Aim:
Reproduce the listing word for word. Skip any image.

[Dataset excerpt]

------------

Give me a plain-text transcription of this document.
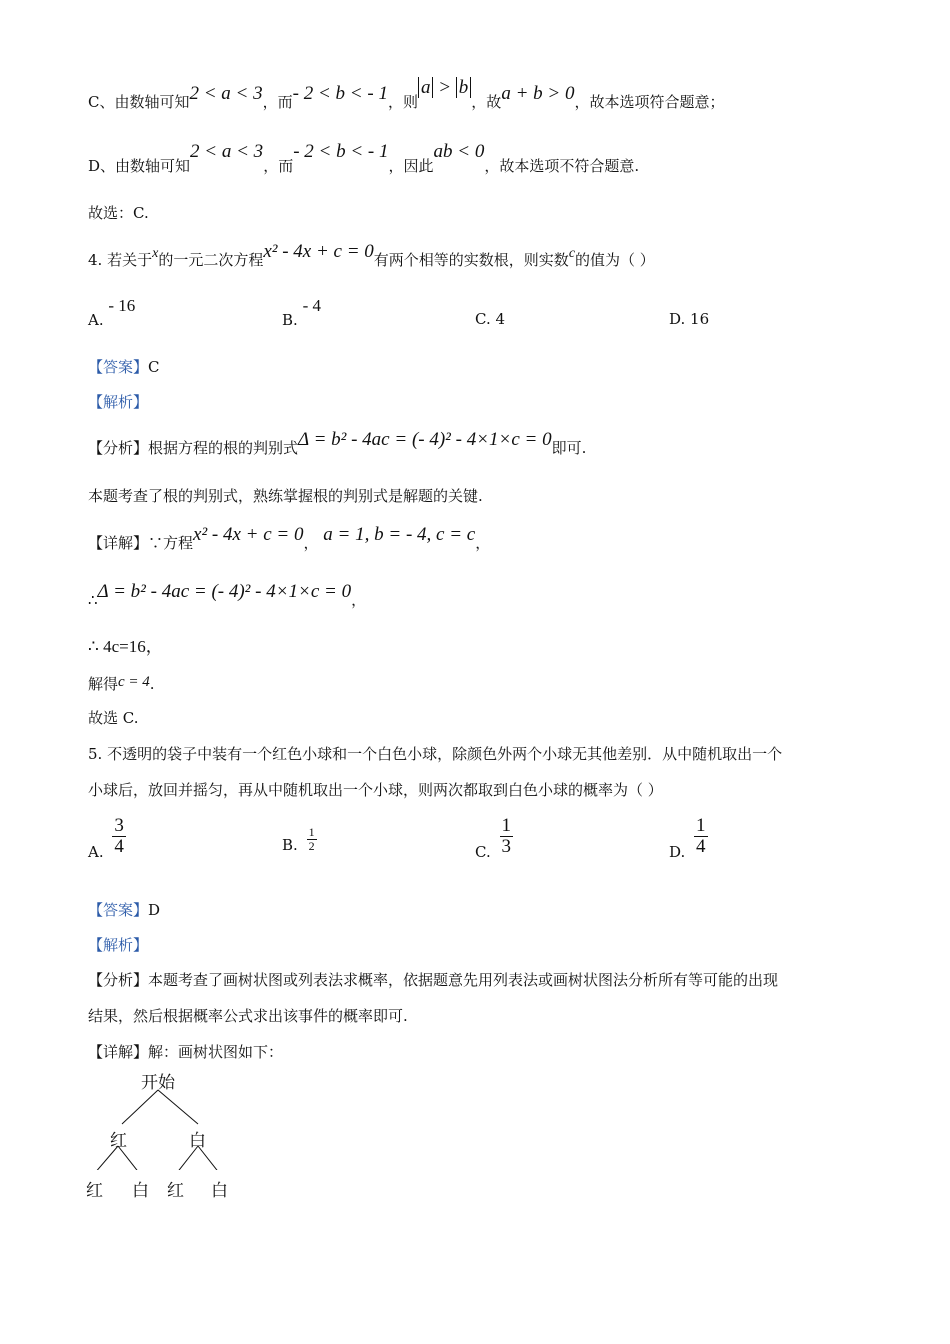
C、由数轴可知2 < a < 3，而- 2 < b < - 1，则a > b，故a + b > 0，故本选项符合题意；
D、由数轴可知2 < a < 3，而- 2 < b < - 1，因此ab < 0，故本选项不符合题意.
故选：C.
4. 若关于x的一元二次方程x² - 4x + c = 0有两个相等的实数根，则实数c的值为（ ）
A. - 16
B. - 4
C. 4	D. 16
【答案】C
【解析】
【分析】根据方程的根的判别式Δ = b² - 4ac = (- 4)² - 4×1×c = 0即可.
本题考查了根的判别式，熟练掌握根的判别式是解题的关键.
【详解】∵方程x² - 4x + c = 0， a = 1, b = - 4, c = c，
∴Δ = b² - 4ac = (- 4)² - 4×1×c = 0，
∴ 4c=16，
解得c = 4.
故选 C.
5. 不透明的袋子中装有一个红色小球和一个白色小球，除颜色外两个小球无其他差别．从中随机取出一个
小球后，放回并摇匀，再从中随机取出一个小球，则两次都取到白色小球的概率为（ ）
A. $\frac{3}{4}$	B. $\frac{1}{2}$	C. $\frac{1}{3}$	D. $\frac{1}{4}$
【答案】D
【解析】
【分析】本题考查了画树状图或列表法求概率，依据题意先用列表法或画树状图法分析所有等可能的出现
结果，然后根据概率公式求出该事件的概率即可.
【详解】解：画树状图如下：
开始
红	白
红 白 红 白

------------

Solution:
Give me a plain-text transcription of this document.
C、由数轴可知2 < a < 3，而- 2 < b < - 1，则a > b，故a + b > 0，故本选项符合题意；
D、由数轴可知2 < a < 3，而- 2 < b < - 1，因此ab < 0，故本选项不符合题意.
故选：C.
4. 若关于x的一元二次方程x² - 4x + c = 0有两个相等的实数根，则实数c的值为（ ）
A. - 16
B. - 4
C. 4	D. 16
【答案】C
【解析】
【分析】根据方程的根的判别式Δ = b² - 4ac = (- 4)² - 4×1×c = 0即可.
本题考查了根的判别式，熟练掌握根的判别式是解题的关键.
【详解】∵方程x² - 4x + c = 0， a = 1, b = - 4, c = c，
∴Δ = b² - 4ac = (- 4)² - 4×1×c = 0，
∴ 4c=16，
解得c = 4.
故选 C.
5. 不透明的袋子中装有一个红色小球和一个白色小球，除颜色外两个小球无其他差别．从中随机取出一个
小球后，放回并摇匀，再从中随机取出一个小球，则两次都取到白色小球的概率为（ ）
A. $\frac{3}{4}$	B. $\frac{1}{2}$	C. $\frac{1}{3}$	D. $\frac{1}{4}$
【答案】D
【解析】
【分析】本题考查了画树状图或列表法求概率，依据题意先用列表法或画树状图法分析所有等可能的出现
结果，然后根据概率公式求出该事件的概率即可.
【详解】解：画树状图如下：
开始
红	白
红 白 红 白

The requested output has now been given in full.